▶ **SHORT TASK**:
Your task is to reproduce the entries below word for word.

:: DATASET ENTRIES ::

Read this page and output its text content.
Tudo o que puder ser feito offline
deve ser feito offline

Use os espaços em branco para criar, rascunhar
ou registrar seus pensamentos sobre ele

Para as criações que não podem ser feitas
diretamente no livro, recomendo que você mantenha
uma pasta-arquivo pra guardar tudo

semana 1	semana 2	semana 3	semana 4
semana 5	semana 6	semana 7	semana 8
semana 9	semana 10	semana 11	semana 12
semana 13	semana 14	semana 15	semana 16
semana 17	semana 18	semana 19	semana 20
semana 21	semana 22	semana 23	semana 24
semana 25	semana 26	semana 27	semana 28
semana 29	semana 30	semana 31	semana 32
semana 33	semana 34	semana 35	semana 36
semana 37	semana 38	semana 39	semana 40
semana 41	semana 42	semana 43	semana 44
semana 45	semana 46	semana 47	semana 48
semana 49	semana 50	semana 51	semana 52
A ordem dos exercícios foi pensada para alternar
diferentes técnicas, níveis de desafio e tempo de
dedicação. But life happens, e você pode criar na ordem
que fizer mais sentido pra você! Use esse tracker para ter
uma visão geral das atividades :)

:::

▶ **SOLUTION BELOW**:
Read this page and output its text content.
Tudo o que puder ser feito offline
deve ser feito offline

Use os espaços em branco para criar, rascunhar
ou registrar seus pensamentos sobre ele

Para as criações que não podem ser feitas
diretamente no livro, recomendo que você mantenha
uma pasta-arquivo pra guardar tudo

semana 1	semana 2	semana 3	semana 4
semana 5	semana 6	semana 7	semana 8
semana 9	semana 10	semana 11	semana 12
semana 13	semana 14	semana 15	semana 16
semana 17	semana 18	semana 19	semana 20
semana 21	semana 22	semana 23	semana 24
semana 25	semana 26	semana 27	semana 28
semana 29	semana 30	semana 31	semana 32
semana 33	semana 34	semana 35	semana 36
semana 37	semana 38	semana 39	semana 40
semana 41	semana 42	semana 43	semana 44
semana 45	semana 46	semana 47	semana 48
semana 49	semana 50	semana 51	semana 52
A ordem dos exercícios foi pensada para alternar
diferentes técnicas, níveis de desafio e tempo de
dedicação. But life happens, e você pode criar na ordem
que fizer mais sentido pra você! Use esse tracker para ter
uma visão geral das atividades :)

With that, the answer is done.